(begin)
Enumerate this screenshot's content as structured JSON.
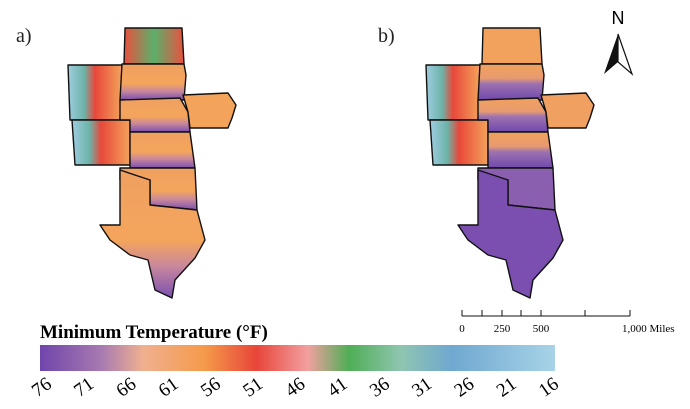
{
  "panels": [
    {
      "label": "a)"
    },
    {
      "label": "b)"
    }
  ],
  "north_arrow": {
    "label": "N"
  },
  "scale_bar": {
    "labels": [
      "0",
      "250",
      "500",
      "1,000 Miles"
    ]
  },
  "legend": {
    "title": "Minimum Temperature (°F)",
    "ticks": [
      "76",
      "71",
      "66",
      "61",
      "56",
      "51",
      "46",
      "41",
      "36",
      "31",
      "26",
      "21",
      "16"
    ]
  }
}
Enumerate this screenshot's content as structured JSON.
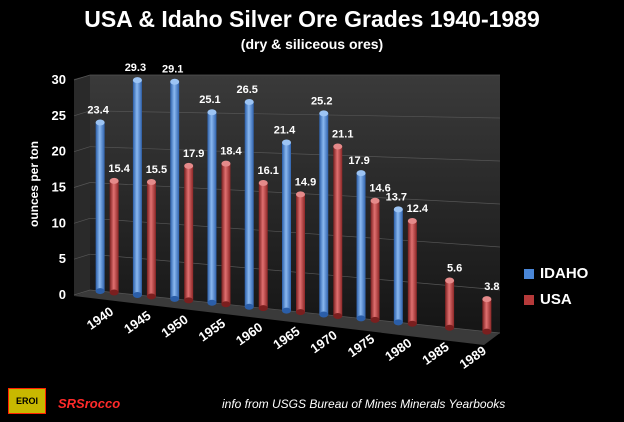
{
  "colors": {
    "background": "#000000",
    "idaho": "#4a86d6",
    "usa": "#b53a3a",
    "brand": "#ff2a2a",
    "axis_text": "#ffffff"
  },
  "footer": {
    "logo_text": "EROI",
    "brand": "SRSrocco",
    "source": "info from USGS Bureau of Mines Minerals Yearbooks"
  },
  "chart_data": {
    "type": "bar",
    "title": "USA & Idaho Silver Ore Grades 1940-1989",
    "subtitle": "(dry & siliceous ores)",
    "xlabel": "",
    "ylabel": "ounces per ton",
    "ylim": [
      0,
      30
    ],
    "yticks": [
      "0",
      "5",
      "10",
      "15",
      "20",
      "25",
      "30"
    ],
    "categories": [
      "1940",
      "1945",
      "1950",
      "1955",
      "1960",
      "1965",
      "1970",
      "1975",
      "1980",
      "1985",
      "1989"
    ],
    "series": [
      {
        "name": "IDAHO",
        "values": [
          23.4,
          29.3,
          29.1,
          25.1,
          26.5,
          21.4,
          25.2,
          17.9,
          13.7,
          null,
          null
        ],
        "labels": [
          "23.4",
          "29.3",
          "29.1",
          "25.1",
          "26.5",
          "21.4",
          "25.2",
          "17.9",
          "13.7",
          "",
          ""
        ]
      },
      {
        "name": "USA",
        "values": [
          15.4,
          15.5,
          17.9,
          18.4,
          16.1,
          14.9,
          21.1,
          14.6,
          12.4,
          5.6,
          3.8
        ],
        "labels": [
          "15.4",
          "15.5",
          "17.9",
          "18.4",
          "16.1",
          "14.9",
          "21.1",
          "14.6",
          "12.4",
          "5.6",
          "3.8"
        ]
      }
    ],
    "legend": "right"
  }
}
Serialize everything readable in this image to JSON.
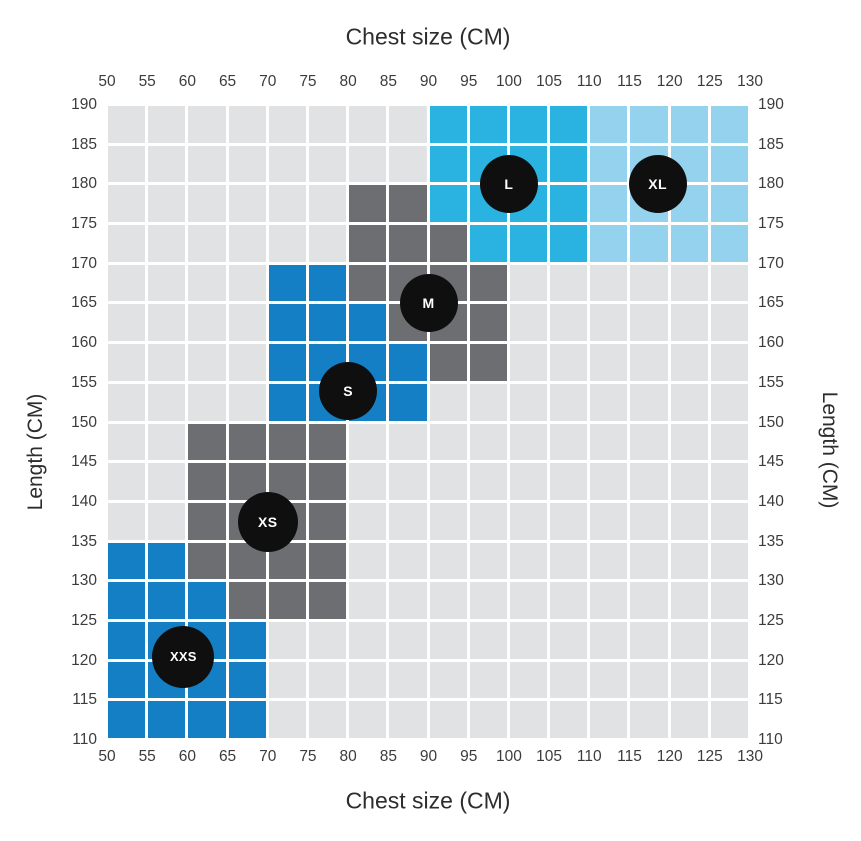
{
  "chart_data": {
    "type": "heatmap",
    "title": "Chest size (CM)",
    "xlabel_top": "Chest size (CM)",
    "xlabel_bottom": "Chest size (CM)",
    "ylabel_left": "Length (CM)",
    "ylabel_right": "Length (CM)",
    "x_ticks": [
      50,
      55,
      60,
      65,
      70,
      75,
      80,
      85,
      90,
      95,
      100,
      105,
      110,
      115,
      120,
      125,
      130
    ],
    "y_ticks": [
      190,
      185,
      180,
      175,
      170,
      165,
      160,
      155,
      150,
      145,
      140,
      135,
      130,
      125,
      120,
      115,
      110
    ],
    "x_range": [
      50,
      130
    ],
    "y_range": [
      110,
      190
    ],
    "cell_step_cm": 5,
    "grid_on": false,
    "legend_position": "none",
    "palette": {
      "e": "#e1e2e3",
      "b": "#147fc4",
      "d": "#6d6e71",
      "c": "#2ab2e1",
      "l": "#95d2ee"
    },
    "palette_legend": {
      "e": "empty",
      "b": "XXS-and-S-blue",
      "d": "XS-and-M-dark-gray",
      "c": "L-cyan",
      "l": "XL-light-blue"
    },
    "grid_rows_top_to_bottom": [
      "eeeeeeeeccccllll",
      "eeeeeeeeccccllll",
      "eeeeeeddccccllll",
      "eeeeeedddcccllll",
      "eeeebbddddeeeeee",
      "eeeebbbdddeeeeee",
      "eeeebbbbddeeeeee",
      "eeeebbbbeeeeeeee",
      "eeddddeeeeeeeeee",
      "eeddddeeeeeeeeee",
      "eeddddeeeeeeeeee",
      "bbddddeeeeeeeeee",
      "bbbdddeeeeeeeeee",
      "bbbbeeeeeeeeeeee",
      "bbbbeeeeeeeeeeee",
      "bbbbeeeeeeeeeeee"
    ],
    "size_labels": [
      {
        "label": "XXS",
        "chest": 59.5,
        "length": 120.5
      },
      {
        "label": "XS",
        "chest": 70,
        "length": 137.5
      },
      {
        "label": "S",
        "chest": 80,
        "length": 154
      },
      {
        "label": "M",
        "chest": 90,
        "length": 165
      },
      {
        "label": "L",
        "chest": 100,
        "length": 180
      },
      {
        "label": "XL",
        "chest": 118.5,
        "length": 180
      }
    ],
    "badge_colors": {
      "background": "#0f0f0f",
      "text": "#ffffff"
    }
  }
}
(end)
| The exercise |
Extract the full listing above verbatim; pictures are to be left out of the copy.

| Exercise result |
Enumerate this screenshot's content as structured JSON.
{
  "panels": [
    {
      "label": "a)"
    },
    {
      "label": "b)"
    }
  ],
  "north_arrow": {
    "label": "N"
  },
  "scale_bar": {
    "labels": [
      "0",
      "250",
      "500",
      "1,000 Miles"
    ]
  },
  "legend": {
    "title": "Minimum Temperature (°F)",
    "ticks": [
      "76",
      "71",
      "66",
      "61",
      "56",
      "51",
      "46",
      "41",
      "36",
      "31",
      "26",
      "21",
      "16"
    ]
  }
}
Enumerate this screenshot's content as structured JSON.
{
  "colors": {
    "background": "#000000",
    "idaho": "#4a86d6",
    "usa": "#b53a3a",
    "brand": "#ff2a2a",
    "axis_text": "#ffffff"
  },
  "footer": {
    "logo_text": "EROI",
    "brand": "SRSrocco",
    "source": "info from USGS Bureau of Mines Minerals Yearbooks"
  },
  "chart_data": {
    "type": "bar",
    "title": "USA & Idaho Silver Ore Grades 1940-1989",
    "subtitle": "(dry & siliceous ores)",
    "xlabel": "",
    "ylabel": "ounces per ton",
    "ylim": [
      0,
      30
    ],
    "yticks": [
      "0",
      "5",
      "10",
      "15",
      "20",
      "25",
      "30"
    ],
    "categories": [
      "1940",
      "1945",
      "1950",
      "1955",
      "1960",
      "1965",
      "1970",
      "1975",
      "1980",
      "1985",
      "1989"
    ],
    "series": [
      {
        "name": "IDAHO",
        "values": [
          23.4,
          29.3,
          29.1,
          25.1,
          26.5,
          21.4,
          25.2,
          17.9,
          13.7,
          null,
          null
        ],
        "labels": [
          "23.4",
          "29.3",
          "29.1",
          "25.1",
          "26.5",
          "21.4",
          "25.2",
          "17.9",
          "13.7",
          "",
          ""
        ]
      },
      {
        "name": "USA",
        "values": [
          15.4,
          15.5,
          17.9,
          18.4,
          16.1,
          14.9,
          21.1,
          14.6,
          12.4,
          5.6,
          3.8
        ],
        "labels": [
          "15.4",
          "15.5",
          "17.9",
          "18.4",
          "16.1",
          "14.9",
          "21.1",
          "14.6",
          "12.4",
          "5.6",
          "3.8"
        ]
      }
    ],
    "legend": "right"
  }
}
Serialize everything readable in this image to JSON.
{
  "chart_data": {
    "type": "heatmap",
    "title": "Chest size (CM)",
    "xlabel_top": "Chest size (CM)",
    "xlabel_bottom": "Chest size (CM)",
    "ylabel_left": "Length (CM)",
    "ylabel_right": "Length (CM)",
    "x_ticks": [
      50,
      55,
      60,
      65,
      70,
      75,
      80,
      85,
      90,
      95,
      100,
      105,
      110,
      115,
      120,
      125,
      130
    ],
    "y_ticks": [
      190,
      185,
      180,
      175,
      170,
      165,
      160,
      155,
      150,
      145,
      140,
      135,
      130,
      125,
      120,
      115,
      110
    ],
    "x_range": [
      50,
      130
    ],
    "y_range": [
      110,
      190
    ],
    "cell_step_cm": 5,
    "grid_on": false,
    "legend_position": "none",
    "palette": {
      "e": "#e1e2e3",
      "b": "#147fc4",
      "d": "#6d6e71",
      "c": "#2ab2e1",
      "l": "#95d2ee"
    },
    "palette_legend": {
      "e": "empty",
      "b": "XXS-and-S-blue",
      "d": "XS-and-M-dark-gray",
      "c": "L-cyan",
      "l": "XL-light-blue"
    },
    "grid_rows_top_to_bottom": [
      "eeeeeeeeccccllll",
      "eeeeeeeeccccllll",
      "eeeeeeddccccllll",
      "eeeeeedddcccllll",
      "eeeebbddddeeeeee",
      "eeeebbbdddeeeeee",
      "eeeebbbbddeeeeee",
      "eeeebbbbeeeeeeee",
      "eeddddeeeeeeeeee",
      "eeddddeeeeeeeeee",
      "eeddddeeeeeeeeee",
      "bbddddeeeeeeeeee",
      "bbbdddeeeeeeeeee",
      "bbbbeeeeeeeeeeee",
      "bbbbeeeeeeeeeeee",
      "bbbbeeeeeeeeeeee"
    ],
    "size_labels": [
      {
        "label": "XXS",
        "chest": 59.5,
        "length": 120.5
      },
      {
        "label": "XS",
        "chest": 70,
        "length": 137.5
      },
      {
        "label": "S",
        "chest": 80,
        "length": 154
      },
      {
        "label": "M",
        "chest": 90,
        "length": 165
      },
      {
        "label": "L",
        "chest": 100,
        "length": 180
      },
      {
        "label": "XL",
        "chest": 118.5,
        "length": 180
      }
    ],
    "badge_colors": {
      "background": "#0f0f0f",
      "text": "#ffffff"
    }
  }
}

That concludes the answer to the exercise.